What to produce. Take every line from the listing below that contains "SRMTID".

Information given.
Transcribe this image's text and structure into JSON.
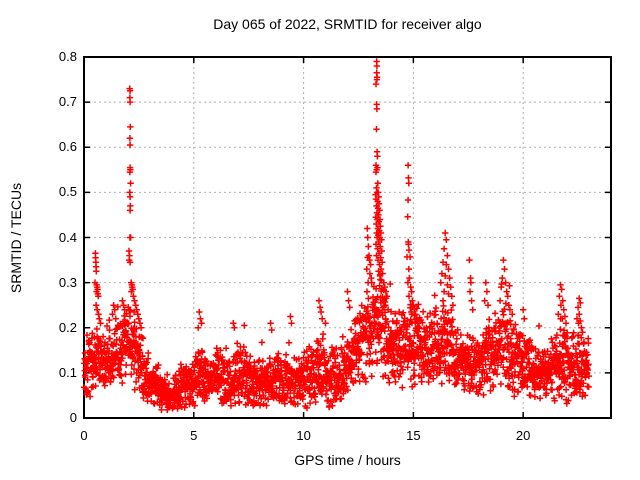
{
  "chart_data": {
    "type": "scatter",
    "title": "Day 065 of 2022, SRMTID for receiver algo",
    "xlabel": "GPS time / hours",
    "ylabel": "SRMTID / TECUs",
    "xlim": [
      0,
      24
    ],
    "ylim": [
      0,
      0.8
    ],
    "xtick_values": [
      0,
      5,
      10,
      15,
      20
    ],
    "xtick_labels": [
      "0",
      "5",
      "10",
      "15",
      "20"
    ],
    "ytick_values": [
      0,
      0.1,
      0.2,
      0.3,
      0.4,
      0.5,
      0.6,
      0.7,
      0.8
    ],
    "ytick_labels": [
      "0",
      "0.1",
      "0.2",
      "0.3",
      "0.4",
      "0.5",
      "0.6",
      "0.7",
      "0.8"
    ],
    "grid": true,
    "grid_color": "#b0b0b0",
    "axis_color": "#000000",
    "marker": {
      "symbol": "+",
      "color": "#ff0000"
    },
    "sampling": {
      "start_hour": 0.004,
      "end_hour": 23.0,
      "interval_hours": 0.008333,
      "seed": 1337
    },
    "baseline_profile": [
      [
        0.0,
        0.115,
        0.05
      ],
      [
        0.5,
        0.13,
        0.06
      ],
      [
        1.0,
        0.13,
        0.05
      ],
      [
        1.5,
        0.14,
        0.05
      ],
      [
        2.0,
        0.17,
        0.06
      ],
      [
        2.3,
        0.16,
        0.07
      ],
      [
        2.6,
        0.12,
        0.05
      ],
      [
        3.0,
        0.08,
        0.04
      ],
      [
        3.5,
        0.06,
        0.035
      ],
      [
        4.0,
        0.055,
        0.03
      ],
      [
        4.5,
        0.07,
        0.035
      ],
      [
        5.0,
        0.08,
        0.04
      ],
      [
        5.3,
        0.1,
        0.05
      ],
      [
        5.7,
        0.085,
        0.04
      ],
      [
        6.2,
        0.09,
        0.045
      ],
      [
        6.8,
        0.095,
        0.05
      ],
      [
        7.3,
        0.1,
        0.05
      ],
      [
        7.8,
        0.075,
        0.04
      ],
      [
        8.3,
        0.08,
        0.04
      ],
      [
        8.8,
        0.09,
        0.045
      ],
      [
        9.3,
        0.08,
        0.045
      ],
      [
        9.8,
        0.075,
        0.04
      ],
      [
        10.3,
        0.1,
        0.055
      ],
      [
        10.8,
        0.11,
        0.06
      ],
      [
        11.3,
        0.09,
        0.05
      ],
      [
        11.8,
        0.1,
        0.05
      ],
      [
        12.2,
        0.14,
        0.06
      ],
      [
        12.7,
        0.16,
        0.07
      ],
      [
        13.1,
        0.2,
        0.08
      ],
      [
        13.5,
        0.22,
        0.09
      ],
      [
        13.9,
        0.16,
        0.06
      ],
      [
        14.3,
        0.15,
        0.06
      ],
      [
        14.8,
        0.17,
        0.07
      ],
      [
        15.2,
        0.16,
        0.07
      ],
      [
        15.7,
        0.15,
        0.06
      ],
      [
        16.2,
        0.17,
        0.07
      ],
      [
        16.7,
        0.16,
        0.07
      ],
      [
        17.2,
        0.13,
        0.05
      ],
      [
        17.7,
        0.12,
        0.05
      ],
      [
        18.2,
        0.13,
        0.06
      ],
      [
        18.7,
        0.15,
        0.065
      ],
      [
        19.2,
        0.16,
        0.07
      ],
      [
        19.7,
        0.13,
        0.06
      ],
      [
        20.2,
        0.11,
        0.05
      ],
      [
        20.7,
        0.1,
        0.045
      ],
      [
        21.2,
        0.1,
        0.05
      ],
      [
        21.7,
        0.13,
        0.07
      ],
      [
        22.2,
        0.12,
        0.06
      ],
      [
        22.6,
        0.11,
        0.055
      ],
      [
        23.0,
        0.115,
        0.04
      ]
    ],
    "spike_points": [
      [
        0.5,
        0.3
      ],
      [
        0.52,
        0.365
      ],
      [
        0.53,
        0.355
      ],
      [
        0.54,
        0.345
      ],
      [
        0.55,
        0.335
      ],
      [
        0.56,
        0.325
      ],
      [
        0.55,
        0.25
      ],
      [
        0.57,
        0.28
      ],
      [
        0.58,
        0.295
      ],
      [
        0.6,
        0.29
      ],
      [
        0.6,
        0.24
      ],
      [
        0.62,
        0.285
      ],
      [
        0.63,
        0.275
      ],
      [
        0.65,
        0.27
      ],
      [
        0.66,
        0.23
      ],
      [
        0.7,
        0.22
      ],
      [
        0.75,
        0.21
      ],
      [
        1.3,
        0.23
      ],
      [
        1.35,
        0.25
      ],
      [
        1.4,
        0.24
      ],
      [
        1.45,
        0.22
      ],
      [
        1.75,
        0.26
      ],
      [
        1.8,
        0.25
      ],
      [
        1.85,
        0.24
      ],
      [
        2.08,
        0.73
      ],
      [
        2.1,
        0.725
      ],
      [
        2.09,
        0.71
      ],
      [
        2.1,
        0.7
      ],
      [
        2.11,
        0.645
      ],
      [
        2.09,
        0.62
      ],
      [
        2.1,
        0.605
      ],
      [
        2.1,
        0.555
      ],
      [
        2.11,
        0.55
      ],
      [
        2.09,
        0.545
      ],
      [
        2.12,
        0.52
      ],
      [
        2.08,
        0.5
      ],
      [
        2.1,
        0.49
      ],
      [
        2.11,
        0.47
      ],
      [
        2.1,
        0.46
      ],
      [
        2.12,
        0.4
      ],
      [
        2.09,
        0.4
      ],
      [
        2.05,
        0.37
      ],
      [
        2.07,
        0.36
      ],
      [
        2.06,
        0.35
      ],
      [
        2.1,
        0.345
      ],
      [
        2.15,
        0.3
      ],
      [
        2.16,
        0.28
      ],
      [
        2.18,
        0.295
      ],
      [
        2.2,
        0.29
      ],
      [
        2.22,
        0.285
      ],
      [
        2.25,
        0.27
      ],
      [
        2.28,
        0.235
      ],
      [
        2.3,
        0.26
      ],
      [
        2.35,
        0.25
      ],
      [
        2.4,
        0.24
      ],
      [
        2.45,
        0.23
      ],
      [
        2.5,
        0.22
      ],
      [
        2.55,
        0.21
      ],
      [
        2.6,
        0.2
      ],
      [
        5.2,
        0.2
      ],
      [
        5.25,
        0.235
      ],
      [
        5.3,
        0.22
      ],
      [
        5.35,
        0.21
      ],
      [
        6.8,
        0.21
      ],
      [
        6.85,
        0.2
      ],
      [
        7.3,
        0.205
      ],
      [
        8.5,
        0.21
      ],
      [
        8.55,
        0.195
      ],
      [
        9.4,
        0.225
      ],
      [
        9.45,
        0.21
      ],
      [
        10.7,
        0.26
      ],
      [
        10.75,
        0.245
      ],
      [
        10.8,
        0.235
      ],
      [
        10.85,
        0.22
      ],
      [
        11.0,
        0.21
      ],
      [
        12.0,
        0.28
      ],
      [
        12.05,
        0.26
      ],
      [
        12.1,
        0.245
      ],
      [
        12.88,
        0.33
      ],
      [
        12.9,
        0.42
      ],
      [
        12.92,
        0.4
      ],
      [
        12.94,
        0.3
      ],
      [
        12.95,
        0.38
      ],
      [
        12.98,
        0.36
      ],
      [
        13.0,
        0.35
      ],
      [
        13.02,
        0.32
      ],
      [
        13.05,
        0.34
      ],
      [
        13.08,
        0.31
      ],
      [
        13.1,
        0.3
      ],
      [
        13.28,
        0.495
      ],
      [
        13.29,
        0.445
      ],
      [
        13.3,
        0.74
      ],
      [
        13.3,
        0.56
      ],
      [
        13.3,
        0.545
      ],
      [
        13.3,
        0.485
      ],
      [
        13.3,
        0.385
      ],
      [
        13.31,
        0.43
      ],
      [
        13.32,
        0.64
      ],
      [
        13.32,
        0.51
      ],
      [
        13.32,
        0.47
      ],
      [
        13.32,
        0.36
      ],
      [
        13.33,
        0.79
      ],
      [
        13.33,
        0.765
      ],
      [
        13.33,
        0.695
      ],
      [
        13.33,
        0.55
      ],
      [
        13.33,
        0.41
      ],
      [
        13.34,
        0.78
      ],
      [
        13.34,
        0.75
      ],
      [
        13.34,
        0.685
      ],
      [
        13.34,
        0.455
      ],
      [
        13.35,
        0.755
      ],
      [
        13.35,
        0.59
      ],
      [
        13.35,
        0.5
      ],
      [
        13.35,
        0.4
      ],
      [
        13.36,
        0.58
      ],
      [
        13.36,
        0.555
      ],
      [
        13.36,
        0.44
      ],
      [
        13.37,
        0.48
      ],
      [
        13.37,
        0.375
      ],
      [
        13.38,
        0.52
      ],
      [
        13.38,
        0.42
      ],
      [
        13.39,
        0.465
      ],
      [
        13.39,
        0.35
      ],
      [
        13.4,
        0.5
      ],
      [
        13.4,
        0.405
      ],
      [
        13.41,
        0.45
      ],
      [
        13.41,
        0.325
      ],
      [
        13.42,
        0.49
      ],
      [
        13.42,
        0.39
      ],
      [
        13.43,
        0.435
      ],
      [
        13.44,
        0.475
      ],
      [
        13.44,
        0.365
      ],
      [
        13.45,
        0.415
      ],
      [
        13.46,
        0.46
      ],
      [
        13.46,
        0.34
      ],
      [
        13.47,
        0.4
      ],
      [
        13.48,
        0.44
      ],
      [
        13.48,
        0.315
      ],
      [
        13.49,
        0.38
      ],
      [
        13.5,
        0.425
      ],
      [
        13.51,
        0.355
      ],
      [
        13.52,
        0.41
      ],
      [
        13.53,
        0.33
      ],
      [
        13.55,
        0.395
      ],
      [
        13.55,
        0.305
      ],
      [
        13.56,
        0.37
      ],
      [
        13.58,
        0.345
      ],
      [
        13.6,
        0.32
      ],
      [
        13.62,
        0.26
      ],
      [
        13.65,
        0.3
      ],
      [
        13.7,
        0.29
      ],
      [
        13.72,
        0.25
      ],
      [
        13.75,
        0.28
      ],
      [
        13.8,
        0.27
      ],
      [
        13.85,
        0.24
      ],
      [
        14.71,
        0.357
      ],
      [
        14.74,
        0.446
      ],
      [
        14.75,
        0.3
      ],
      [
        14.76,
        0.56
      ],
      [
        14.76,
        0.483
      ],
      [
        14.77,
        0.39
      ],
      [
        14.78,
        0.532
      ],
      [
        14.78,
        0.385
      ],
      [
        14.79,
        0.52
      ],
      [
        14.79,
        0.33
      ],
      [
        14.8,
        0.372
      ],
      [
        14.8,
        0.27
      ],
      [
        14.82,
        0.31
      ],
      [
        14.85,
        0.357
      ],
      [
        14.88,
        0.29
      ],
      [
        14.9,
        0.235
      ],
      [
        14.92,
        0.28
      ],
      [
        14.95,
        0.26
      ],
      [
        15.0,
        0.25
      ],
      [
        15.05,
        0.24
      ],
      [
        15.1,
        0.23
      ],
      [
        15.15,
        0.22
      ],
      [
        15.2,
        0.21
      ],
      [
        16.25,
        0.3
      ],
      [
        16.3,
        0.32
      ],
      [
        16.35,
        0.345
      ],
      [
        16.35,
        0.26
      ],
      [
        16.4,
        0.375
      ],
      [
        16.4,
        0.28
      ],
      [
        16.45,
        0.41
      ],
      [
        16.45,
        0.315
      ],
      [
        16.5,
        0.395
      ],
      [
        16.5,
        0.34
      ],
      [
        16.55,
        0.36
      ],
      [
        16.55,
        0.295
      ],
      [
        16.6,
        0.33
      ],
      [
        16.6,
        0.275
      ],
      [
        16.65,
        0.31
      ],
      [
        16.7,
        0.29
      ],
      [
        16.75,
        0.27
      ],
      [
        16.8,
        0.25
      ],
      [
        17.55,
        0.35
      ],
      [
        17.6,
        0.31
      ],
      [
        17.62,
        0.3
      ],
      [
        17.58,
        0.28
      ],
      [
        17.65,
        0.26
      ],
      [
        17.7,
        0.24
      ],
      [
        18.25,
        0.26
      ],
      [
        18.3,
        0.3
      ],
      [
        18.35,
        0.28
      ],
      [
        18.4,
        0.25
      ],
      [
        18.95,
        0.26
      ],
      [
        19.0,
        0.29
      ],
      [
        19.05,
        0.31
      ],
      [
        19.1,
        0.35
      ],
      [
        19.15,
        0.33
      ],
      [
        19.2,
        0.3
      ],
      [
        19.25,
        0.28
      ],
      [
        19.3,
        0.27
      ],
      [
        19.35,
        0.25
      ],
      [
        19.4,
        0.24
      ],
      [
        19.5,
        0.23
      ],
      [
        20.0,
        0.24
      ],
      [
        20.05,
        0.22
      ],
      [
        21.6,
        0.23
      ],
      [
        21.65,
        0.27
      ],
      [
        21.7,
        0.295
      ],
      [
        21.72,
        0.25
      ],
      [
        21.75,
        0.285
      ],
      [
        21.78,
        0.22
      ],
      [
        21.8,
        0.26
      ],
      [
        21.85,
        0.24
      ],
      [
        21.9,
        0.225
      ],
      [
        21.95,
        0.21
      ],
      [
        22.45,
        0.22
      ],
      [
        22.5,
        0.245
      ],
      [
        22.52,
        0.21
      ],
      [
        22.55,
        0.265
      ],
      [
        22.55,
        0.23
      ],
      [
        22.6,
        0.255
      ],
      [
        22.6,
        0.215
      ],
      [
        22.65,
        0.2
      ],
      [
        22.7,
        0.19
      ]
    ]
  }
}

Complete output.
    "title": "Day 065 of 2022, SRMTID for receiver algo",
    "ylabel": "SRMTID / TECUs",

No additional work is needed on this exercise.